* Start Input rows *
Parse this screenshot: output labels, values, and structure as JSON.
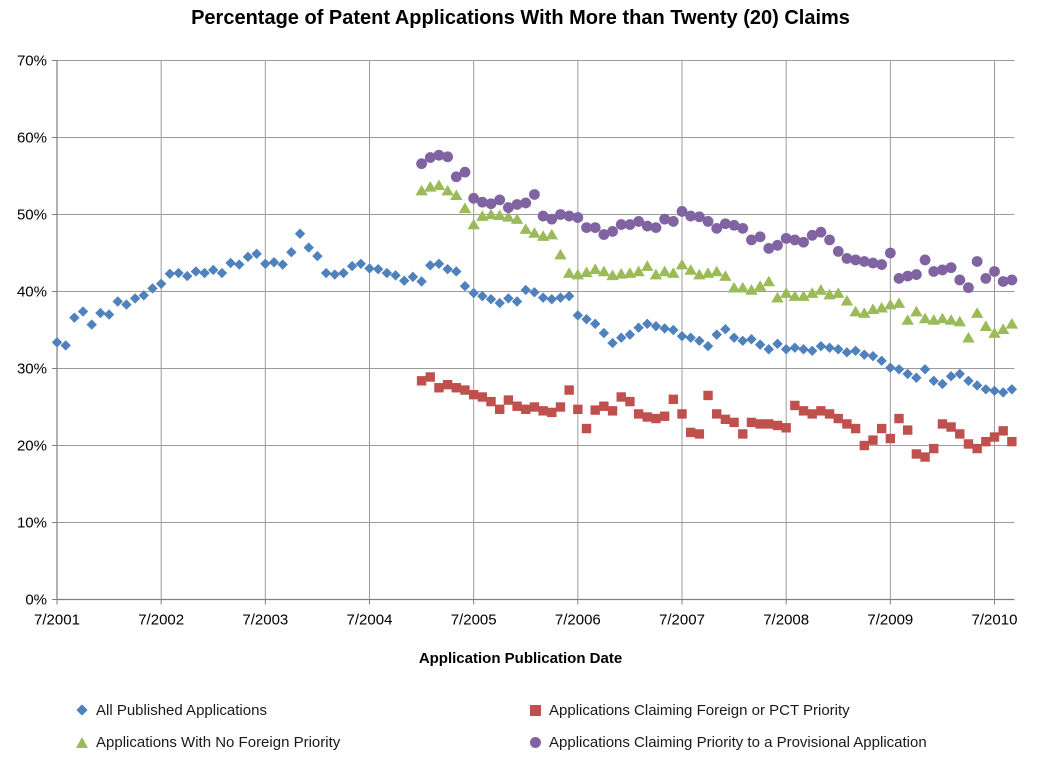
{
  "title": "Percentage of Patent Applications With More than Twenty (20) Claims",
  "x_axis": {
    "title": "Application Publication Date",
    "tick_labels": [
      "7/2001",
      "7/2002",
      "7/2003",
      "7/2004",
      "7/2005",
      "7/2006",
      "7/2007",
      "7/2008",
      "7/2009",
      "7/2010"
    ]
  },
  "y_axis": {
    "tick_labels": [
      "0%",
      "10%",
      "20%",
      "30%",
      "40%",
      "50%",
      "60%",
      "70%"
    ]
  },
  "colors": {
    "grid": "#9b9b9b",
    "axis": "#7f7f7f",
    "text": "#000000",
    "blue": "#4F81BD",
    "red": "#C0504D",
    "green": "#9BBB59",
    "purple": "#8064A2"
  },
  "chart_data": {
    "type": "scatter",
    "title": "Percentage of Patent Applications With More than Twenty (20) Claims",
    "xlabel": "Application Publication Date",
    "ylabel": "",
    "ylim": [
      0,
      70
    ],
    "y_tick_step_percent": 10,
    "x_tick_labels": [
      "7/2001",
      "7/2002",
      "7/2003",
      "7/2004",
      "7/2005",
      "7/2006",
      "7/2007",
      "7/2008",
      "7/2009",
      "7/2010"
    ],
    "x_unit": "monthly",
    "grid": true,
    "legend_position": "bottom",
    "series": [
      {
        "name": "All Published Applications",
        "marker": "diamond",
        "color": "#4F81BD",
        "start": "2001-07",
        "values": [
          33.4,
          33.0,
          36.6,
          37.4,
          35.7,
          37.2,
          37.0,
          38.7,
          38.3,
          39.1,
          39.5,
          40.4,
          41.0,
          42.3,
          42.4,
          42.0,
          42.6,
          42.4,
          42.8,
          42.4,
          43.7,
          43.5,
          44.5,
          44.9,
          43.6,
          43.8,
          43.5,
          45.1,
          47.5,
          45.7,
          44.6,
          42.4,
          42.2,
          42.4,
          43.3,
          43.6,
          43.0,
          42.9,
          42.4,
          42.1,
          41.4,
          41.9,
          41.3,
          43.4,
          43.6,
          42.9,
          42.6,
          40.7,
          39.8,
          39.4,
          39.0,
          38.5,
          39.1,
          38.7,
          40.2,
          39.9,
          39.2,
          39.0,
          39.2,
          39.4,
          36.9,
          36.4,
          35.8,
          34.6,
          33.3,
          34.0,
          34.4,
          35.3,
          35.8,
          35.5,
          35.2,
          35.0,
          34.2,
          34.0,
          33.6,
          32.9,
          34.4,
          35.1,
          34.0,
          33.6,
          33.8,
          33.1,
          32.5,
          33.2,
          32.5,
          32.7,
          32.5,
          32.3,
          32.9,
          32.7,
          32.5,
          32.1,
          32.3,
          31.8,
          31.6,
          31.0,
          30.1,
          29.9,
          29.3,
          28.8,
          29.9,
          28.4,
          28.0,
          29.0,
          29.3,
          28.4,
          27.8,
          27.3,
          27.1,
          26.9,
          27.3
        ]
      },
      {
        "name": "Applications Claiming Foreign or PCT Priority",
        "marker": "square",
        "color": "#C0504D",
        "start": "2005-01",
        "values": [
          28.4,
          28.9,
          27.5,
          27.9,
          27.5,
          27.2,
          26.6,
          26.3,
          25.7,
          24.7,
          25.9,
          25.1,
          24.7,
          25.0,
          24.5,
          24.3,
          25.0,
          27.2,
          24.7,
          22.2,
          24.6,
          25.1,
          24.5,
          26.3,
          25.7,
          24.1,
          23.7,
          23.5,
          23.8,
          26.0,
          24.1,
          21.7,
          21.5,
          26.5,
          24.1,
          23.4,
          23.0,
          21.5,
          23.0,
          22.8,
          22.8,
          22.6,
          22.3,
          25.2,
          24.5,
          24.1,
          24.5,
          24.1,
          23.5,
          22.8,
          22.2,
          20.0,
          20.7,
          22.2,
          20.9,
          23.5,
          22.0,
          18.9,
          18.5,
          19.6,
          22.8,
          22.4,
          21.5,
          20.2,
          19.6,
          20.5,
          21.1,
          21.9,
          20.5
        ]
      },
      {
        "name": "Applications With No Foreign Priority",
        "marker": "triangle",
        "color": "#9BBB59",
        "start": "2005-01",
        "values": [
          53.1,
          53.6,
          53.8,
          53.1,
          52.5,
          50.8,
          48.7,
          49.8,
          50.0,
          49.9,
          49.7,
          49.4,
          48.1,
          47.6,
          47.2,
          47.4,
          44.8,
          42.4,
          42.2,
          42.5,
          42.9,
          42.6,
          42.1,
          42.3,
          42.4,
          42.6,
          43.3,
          42.2,
          42.6,
          42.4,
          43.5,
          42.8,
          42.2,
          42.4,
          42.6,
          42.0,
          40.5,
          40.5,
          40.2,
          40.7,
          41.3,
          39.2,
          39.8,
          39.4,
          39.4,
          39.8,
          40.2,
          39.6,
          39.8,
          38.8,
          37.4,
          37.2,
          37.7,
          37.9,
          38.3,
          38.5,
          36.3,
          37.4,
          36.5,
          36.3,
          36.5,
          36.3,
          36.1,
          34.0,
          37.2,
          35.5,
          34.6,
          35.1,
          35.8
        ]
      },
      {
        "name": "Applications Claiming Priority to a Provisional Application",
        "marker": "circle",
        "color": "#8064A2",
        "start": "2005-01",
        "values": [
          56.6,
          57.4,
          57.7,
          57.5,
          54.9,
          55.5,
          52.1,
          51.6,
          51.4,
          51.9,
          50.9,
          51.3,
          51.5,
          52.6,
          49.8,
          49.4,
          50.0,
          49.8,
          49.6,
          48.3,
          48.3,
          47.4,
          47.8,
          48.7,
          48.7,
          49.1,
          48.5,
          48.3,
          49.4,
          49.1,
          50.4,
          49.8,
          49.7,
          49.1,
          48.2,
          48.8,
          48.6,
          48.2,
          46.7,
          47.1,
          45.6,
          46.0,
          46.9,
          46.7,
          46.4,
          47.3,
          47.7,
          46.7,
          45.2,
          44.3,
          44.1,
          43.9,
          43.7,
          43.5,
          45.0,
          41.7,
          42.0,
          42.2,
          44.1,
          42.6,
          42.8,
          43.1,
          41.5,
          40.5,
          43.9,
          41.7,
          42.6,
          41.3,
          41.5
        ]
      }
    ]
  },
  "legend": {
    "items": [
      {
        "label": "All Published Applications"
      },
      {
        "label": "Applications Claiming Foreign or PCT Priority"
      },
      {
        "label": "Applications With No Foreign Priority"
      },
      {
        "label": "Applications Claiming Priority to a Provisional Application"
      }
    ]
  }
}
* End Input rows *
- What is asked
Without including the pictures, return each record above exactly as it stands.

- Output for this task
Parse this screenshot: output labels, values, and structure as JSON.
{
  "title": "Percentage of Patent Applications With More than Twenty (20) Claims",
  "x_axis": {
    "title": "Application Publication Date",
    "tick_labels": [
      "7/2001",
      "7/2002",
      "7/2003",
      "7/2004",
      "7/2005",
      "7/2006",
      "7/2007",
      "7/2008",
      "7/2009",
      "7/2010"
    ]
  },
  "y_axis": {
    "tick_labels": [
      "0%",
      "10%",
      "20%",
      "30%",
      "40%",
      "50%",
      "60%",
      "70%"
    ]
  },
  "colors": {
    "grid": "#9b9b9b",
    "axis": "#7f7f7f",
    "text": "#000000",
    "blue": "#4F81BD",
    "red": "#C0504D",
    "green": "#9BBB59",
    "purple": "#8064A2"
  },
  "chart_data": {
    "type": "scatter",
    "title": "Percentage of Patent Applications With More than Twenty (20) Claims",
    "xlabel": "Application Publication Date",
    "ylabel": "",
    "ylim": [
      0,
      70
    ],
    "y_tick_step_percent": 10,
    "x_tick_labels": [
      "7/2001",
      "7/2002",
      "7/2003",
      "7/2004",
      "7/2005",
      "7/2006",
      "7/2007",
      "7/2008",
      "7/2009",
      "7/2010"
    ],
    "x_unit": "monthly",
    "grid": true,
    "legend_position": "bottom",
    "series": [
      {
        "name": "All Published Applications",
        "marker": "diamond",
        "color": "#4F81BD",
        "start": "2001-07",
        "values": [
          33.4,
          33.0,
          36.6,
          37.4,
          35.7,
          37.2,
          37.0,
          38.7,
          38.3,
          39.1,
          39.5,
          40.4,
          41.0,
          42.3,
          42.4,
          42.0,
          42.6,
          42.4,
          42.8,
          42.4,
          43.7,
          43.5,
          44.5,
          44.9,
          43.6,
          43.8,
          43.5,
          45.1,
          47.5,
          45.7,
          44.6,
          42.4,
          42.2,
          42.4,
          43.3,
          43.6,
          43.0,
          42.9,
          42.4,
          42.1,
          41.4,
          41.9,
          41.3,
          43.4,
          43.6,
          42.9,
          42.6,
          40.7,
          39.8,
          39.4,
          39.0,
          38.5,
          39.1,
          38.7,
          40.2,
          39.9,
          39.2,
          39.0,
          39.2,
          39.4,
          36.9,
          36.4,
          35.8,
          34.6,
          33.3,
          34.0,
          34.4,
          35.3,
          35.8,
          35.5,
          35.2,
          35.0,
          34.2,
          34.0,
          33.6,
          32.9,
          34.4,
          35.1,
          34.0,
          33.6,
          33.8,
          33.1,
          32.5,
          33.2,
          32.5,
          32.7,
          32.5,
          32.3,
          32.9,
          32.7,
          32.5,
          32.1,
          32.3,
          31.8,
          31.6,
          31.0,
          30.1,
          29.9,
          29.3,
          28.8,
          29.9,
          28.4,
          28.0,
          29.0,
          29.3,
          28.4,
          27.8,
          27.3,
          27.1,
          26.9,
          27.3
        ]
      },
      {
        "name": "Applications Claiming Foreign or PCT Priority",
        "marker": "square",
        "color": "#C0504D",
        "start": "2005-01",
        "values": [
          28.4,
          28.9,
          27.5,
          27.9,
          27.5,
          27.2,
          26.6,
          26.3,
          25.7,
          24.7,
          25.9,
          25.1,
          24.7,
          25.0,
          24.5,
          24.3,
          25.0,
          27.2,
          24.7,
          22.2,
          24.6,
          25.1,
          24.5,
          26.3,
          25.7,
          24.1,
          23.7,
          23.5,
          23.8,
          26.0,
          24.1,
          21.7,
          21.5,
          26.5,
          24.1,
          23.4,
          23.0,
          21.5,
          23.0,
          22.8,
          22.8,
          22.6,
          22.3,
          25.2,
          24.5,
          24.1,
          24.5,
          24.1,
          23.5,
          22.8,
          22.2,
          20.0,
          20.7,
          22.2,
          20.9,
          23.5,
          22.0,
          18.9,
          18.5,
          19.6,
          22.8,
          22.4,
          21.5,
          20.2,
          19.6,
          20.5,
          21.1,
          21.9,
          20.5
        ]
      },
      {
        "name": "Applications With No Foreign Priority",
        "marker": "triangle",
        "color": "#9BBB59",
        "start": "2005-01",
        "values": [
          53.1,
          53.6,
          53.8,
          53.1,
          52.5,
          50.8,
          48.7,
          49.8,
          50.0,
          49.9,
          49.7,
          49.4,
          48.1,
          47.6,
          47.2,
          47.4,
          44.8,
          42.4,
          42.2,
          42.5,
          42.9,
          42.6,
          42.1,
          42.3,
          42.4,
          42.6,
          43.3,
          42.2,
          42.6,
          42.4,
          43.5,
          42.8,
          42.2,
          42.4,
          42.6,
          42.0,
          40.5,
          40.5,
          40.2,
          40.7,
          41.3,
          39.2,
          39.8,
          39.4,
          39.4,
          39.8,
          40.2,
          39.6,
          39.8,
          38.8,
          37.4,
          37.2,
          37.7,
          37.9,
          38.3,
          38.5,
          36.3,
          37.4,
          36.5,
          36.3,
          36.5,
          36.3,
          36.1,
          34.0,
          37.2,
          35.5,
          34.6,
          35.1,
          35.8
        ]
      },
      {
        "name": "Applications Claiming Priority to a Provisional Application",
        "marker": "circle",
        "color": "#8064A2",
        "start": "2005-01",
        "values": [
          56.6,
          57.4,
          57.7,
          57.5,
          54.9,
          55.5,
          52.1,
          51.6,
          51.4,
          51.9,
          50.9,
          51.3,
          51.5,
          52.6,
          49.8,
          49.4,
          50.0,
          49.8,
          49.6,
          48.3,
          48.3,
          47.4,
          47.8,
          48.7,
          48.7,
          49.1,
          48.5,
          48.3,
          49.4,
          49.1,
          50.4,
          49.8,
          49.7,
          49.1,
          48.2,
          48.8,
          48.6,
          48.2,
          46.7,
          47.1,
          45.6,
          46.0,
          46.9,
          46.7,
          46.4,
          47.3,
          47.7,
          46.7,
          45.2,
          44.3,
          44.1,
          43.9,
          43.7,
          43.5,
          45.0,
          41.7,
          42.0,
          42.2,
          44.1,
          42.6,
          42.8,
          43.1,
          41.5,
          40.5,
          43.9,
          41.7,
          42.6,
          41.3,
          41.5
        ]
      }
    ]
  },
  "legend": {
    "items": [
      {
        "label": "All Published Applications"
      },
      {
        "label": "Applications Claiming Foreign or PCT Priority"
      },
      {
        "label": "Applications With No Foreign Priority"
      },
      {
        "label": "Applications Claiming Priority to a Provisional Application"
      }
    ]
  }
}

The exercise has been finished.